INSTRUCTIONS FOR THE TASK
Copy out each line below exactly as it appears.

MATERIAL FOR THE TASK
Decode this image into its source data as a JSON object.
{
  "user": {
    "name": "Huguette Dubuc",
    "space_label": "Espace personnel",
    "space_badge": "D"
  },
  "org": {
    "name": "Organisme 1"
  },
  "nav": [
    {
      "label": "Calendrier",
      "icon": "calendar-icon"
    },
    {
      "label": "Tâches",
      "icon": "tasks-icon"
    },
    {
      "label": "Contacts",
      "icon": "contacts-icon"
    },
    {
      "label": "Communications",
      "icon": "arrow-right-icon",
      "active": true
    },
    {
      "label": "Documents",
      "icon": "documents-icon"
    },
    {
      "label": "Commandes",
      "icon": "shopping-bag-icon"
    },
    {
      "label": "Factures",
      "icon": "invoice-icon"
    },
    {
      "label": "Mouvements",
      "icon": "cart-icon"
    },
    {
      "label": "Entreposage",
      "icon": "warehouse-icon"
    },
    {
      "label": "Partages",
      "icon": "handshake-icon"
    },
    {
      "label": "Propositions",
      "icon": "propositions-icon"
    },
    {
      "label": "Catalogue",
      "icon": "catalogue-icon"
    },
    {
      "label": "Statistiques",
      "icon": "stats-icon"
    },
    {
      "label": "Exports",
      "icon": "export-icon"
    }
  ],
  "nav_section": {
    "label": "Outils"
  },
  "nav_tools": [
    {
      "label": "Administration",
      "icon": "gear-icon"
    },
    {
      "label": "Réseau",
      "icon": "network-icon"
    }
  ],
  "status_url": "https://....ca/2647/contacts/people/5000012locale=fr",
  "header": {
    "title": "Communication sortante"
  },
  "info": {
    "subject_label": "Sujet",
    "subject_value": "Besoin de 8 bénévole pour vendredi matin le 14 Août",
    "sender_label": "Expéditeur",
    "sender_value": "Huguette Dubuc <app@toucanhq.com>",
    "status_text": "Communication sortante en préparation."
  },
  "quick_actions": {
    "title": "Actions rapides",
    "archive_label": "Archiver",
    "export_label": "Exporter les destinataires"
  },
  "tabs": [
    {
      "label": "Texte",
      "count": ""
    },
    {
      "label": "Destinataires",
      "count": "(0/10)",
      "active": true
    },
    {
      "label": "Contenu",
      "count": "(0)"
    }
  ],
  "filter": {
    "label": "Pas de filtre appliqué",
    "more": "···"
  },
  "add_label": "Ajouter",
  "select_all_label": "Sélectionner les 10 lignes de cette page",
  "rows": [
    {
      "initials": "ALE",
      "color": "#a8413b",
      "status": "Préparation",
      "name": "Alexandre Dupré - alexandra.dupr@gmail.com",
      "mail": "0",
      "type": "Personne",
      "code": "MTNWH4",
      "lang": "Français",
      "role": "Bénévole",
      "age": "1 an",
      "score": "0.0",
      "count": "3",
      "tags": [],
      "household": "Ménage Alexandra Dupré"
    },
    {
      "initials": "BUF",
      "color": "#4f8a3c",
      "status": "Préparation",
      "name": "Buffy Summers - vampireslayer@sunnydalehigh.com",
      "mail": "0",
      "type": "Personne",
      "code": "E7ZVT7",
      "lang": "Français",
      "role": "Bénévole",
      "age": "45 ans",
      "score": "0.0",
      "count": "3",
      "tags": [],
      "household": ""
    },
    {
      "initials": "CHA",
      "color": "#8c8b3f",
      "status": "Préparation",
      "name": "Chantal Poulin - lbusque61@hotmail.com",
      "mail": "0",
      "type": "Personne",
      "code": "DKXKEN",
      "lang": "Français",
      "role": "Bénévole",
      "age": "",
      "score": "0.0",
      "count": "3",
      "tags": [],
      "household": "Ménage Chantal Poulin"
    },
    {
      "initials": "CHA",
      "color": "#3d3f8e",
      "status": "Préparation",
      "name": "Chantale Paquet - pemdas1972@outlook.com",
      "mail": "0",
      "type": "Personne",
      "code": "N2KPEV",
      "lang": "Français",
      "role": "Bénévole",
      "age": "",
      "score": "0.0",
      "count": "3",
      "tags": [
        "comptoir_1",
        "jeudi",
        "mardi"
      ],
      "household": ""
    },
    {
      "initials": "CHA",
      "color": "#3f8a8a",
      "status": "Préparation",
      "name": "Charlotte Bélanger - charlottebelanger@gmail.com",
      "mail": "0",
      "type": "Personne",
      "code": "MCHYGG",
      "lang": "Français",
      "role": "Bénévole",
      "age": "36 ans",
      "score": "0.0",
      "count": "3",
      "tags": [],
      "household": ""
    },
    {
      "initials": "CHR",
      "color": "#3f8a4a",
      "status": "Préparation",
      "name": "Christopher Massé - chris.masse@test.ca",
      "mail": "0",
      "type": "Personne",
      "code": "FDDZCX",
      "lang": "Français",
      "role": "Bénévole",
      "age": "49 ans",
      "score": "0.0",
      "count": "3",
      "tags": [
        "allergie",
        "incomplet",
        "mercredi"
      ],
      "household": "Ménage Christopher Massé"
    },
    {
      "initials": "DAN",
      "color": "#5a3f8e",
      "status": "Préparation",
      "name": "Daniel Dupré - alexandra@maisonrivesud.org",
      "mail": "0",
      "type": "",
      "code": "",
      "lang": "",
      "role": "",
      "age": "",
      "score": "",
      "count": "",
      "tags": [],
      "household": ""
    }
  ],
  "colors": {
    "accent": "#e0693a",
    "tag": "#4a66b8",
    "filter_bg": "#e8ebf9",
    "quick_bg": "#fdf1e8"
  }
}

PROBLEM SOLUTION
Decode this image into its source data as a JSON object.
{
  "user": {
    "name": "Huguette Dubuc",
    "space_label": "Espace personnel",
    "space_badge": "D"
  },
  "org": {
    "name": "Organisme 1"
  },
  "nav": [
    {
      "label": "Calendrier",
      "icon": "calendar-icon"
    },
    {
      "label": "Tâches",
      "icon": "tasks-icon"
    },
    {
      "label": "Contacts",
      "icon": "contacts-icon"
    },
    {
      "label": "Communications",
      "icon": "arrow-right-icon",
      "active": true
    },
    {
      "label": "Documents",
      "icon": "documents-icon"
    },
    {
      "label": "Commandes",
      "icon": "shopping-bag-icon"
    },
    {
      "label": "Factures",
      "icon": "invoice-icon"
    },
    {
      "label": "Mouvements",
      "icon": "cart-icon"
    },
    {
      "label": "Entreposage",
      "icon": "warehouse-icon"
    },
    {
      "label": "Partages",
      "icon": "handshake-icon"
    },
    {
      "label": "Propositions",
      "icon": "propositions-icon"
    },
    {
      "label": "Catalogue",
      "icon": "catalogue-icon"
    },
    {
      "label": "Statistiques",
      "icon": "stats-icon"
    },
    {
      "label": "Exports",
      "icon": "export-icon"
    }
  ],
  "nav_section": {
    "label": "Outils"
  },
  "nav_tools": [
    {
      "label": "Administration",
      "icon": "gear-icon"
    },
    {
      "label": "Réseau",
      "icon": "network-icon"
    }
  ],
  "status_url": "https://....ca/2647/contacts/people/5000012locale=fr",
  "header": {
    "title": "Communication sortante"
  },
  "info": {
    "subject_label": "Sujet",
    "subject_value": "Besoin de 8 bénévole pour vendredi matin le 14 Août",
    "sender_label": "Expéditeur",
    "sender_value": "Huguette Dubuc <app@toucanhq.com>",
    "status_text": "Communication sortante en préparation."
  },
  "quick_actions": {
    "title": "Actions rapides",
    "archive_label": "Archiver",
    "export_label": "Exporter les destinataires"
  },
  "tabs": [
    {
      "label": "Texte",
      "count": ""
    },
    {
      "label": "Destinataires",
      "count": "(0/10)",
      "active": true
    },
    {
      "label": "Contenu",
      "count": "(0)"
    }
  ],
  "filter": {
    "label": "Pas de filtre appliqué",
    "more": "···"
  },
  "add_label": "Ajouter",
  "select_all_label": "Sélectionner les 10 lignes de cette page",
  "rows": [
    {
      "initials": "ALE",
      "color": "#a8413b",
      "status": "Préparation",
      "name": "Alexandre Dupré - alexandra.dupr@gmail.com",
      "mail": "0",
      "type": "Personne",
      "code": "MTNWH4",
      "lang": "Français",
      "role": "Bénévole",
      "age": "1 an",
      "score": "0.0",
      "count": "3",
      "tags": [],
      "household": "Ménage Alexandra Dupré"
    },
    {
      "initials": "BUF",
      "color": "#4f8a3c",
      "status": "Préparation",
      "name": "Buffy Summers - vampireslayer@sunnydalehigh.com",
      "mail": "0",
      "type": "Personne",
      "code": "E7ZVT7",
      "lang": "Français",
      "role": "Bénévole",
      "age": "45 ans",
      "score": "0.0",
      "count": "3",
      "tags": [],
      "household": ""
    },
    {
      "initials": "CHA",
      "color": "#8c8b3f",
      "status": "Préparation",
      "name": "Chantal Poulin - lbusque61@hotmail.com",
      "mail": "0",
      "type": "Personne",
      "code": "DKXKEN",
      "lang": "Français",
      "role": "Bénévole",
      "age": "",
      "score": "0.0",
      "count": "3",
      "tags": [],
      "household": "Ménage Chantal Poulin"
    },
    {
      "initials": "CHA",
      "color": "#3d3f8e",
      "status": "Préparation",
      "name": "Chantale Paquet - pemdas1972@outlook.com",
      "mail": "0",
      "type": "Personne",
      "code": "N2KPEV",
      "lang": "Français",
      "role": "Bénévole",
      "age": "",
      "score": "0.0",
      "count": "3",
      "tags": [
        "comptoir_1",
        "jeudi",
        "mardi"
      ],
      "household": ""
    },
    {
      "initials": "CHA",
      "color": "#3f8a8a",
      "status": "Préparation",
      "name": "Charlotte Bélanger - charlottebelanger@gmail.com",
      "mail": "0",
      "type": "Personne",
      "code": "MCHYGG",
      "lang": "Français",
      "role": "Bénévole",
      "age": "36 ans",
      "score": "0.0",
      "count": "3",
      "tags": [],
      "household": ""
    },
    {
      "initials": "CHR",
      "color": "#3f8a4a",
      "status": "Préparation",
      "name": "Christopher Massé - chris.masse@test.ca",
      "mail": "0",
      "type": "Personne",
      "code": "FDDZCX",
      "lang": "Français",
      "role": "Bénévole",
      "age": "49 ans",
      "score": "0.0",
      "count": "3",
      "tags": [
        "allergie",
        "incomplet",
        "mercredi"
      ],
      "household": "Ménage Christopher Massé"
    },
    {
      "initials": "DAN",
      "color": "#5a3f8e",
      "status": "Préparation",
      "name": "Daniel Dupré - alexandra@maisonrivesud.org",
      "mail": "0",
      "type": "",
      "code": "",
      "lang": "",
      "role": "",
      "age": "",
      "score": "",
      "count": "",
      "tags": [],
      "household": ""
    }
  ],
  "colors": {
    "accent": "#e0693a",
    "tag": "#4a66b8",
    "filter_bg": "#e8ebf9",
    "quick_bg": "#fdf1e8"
  }
}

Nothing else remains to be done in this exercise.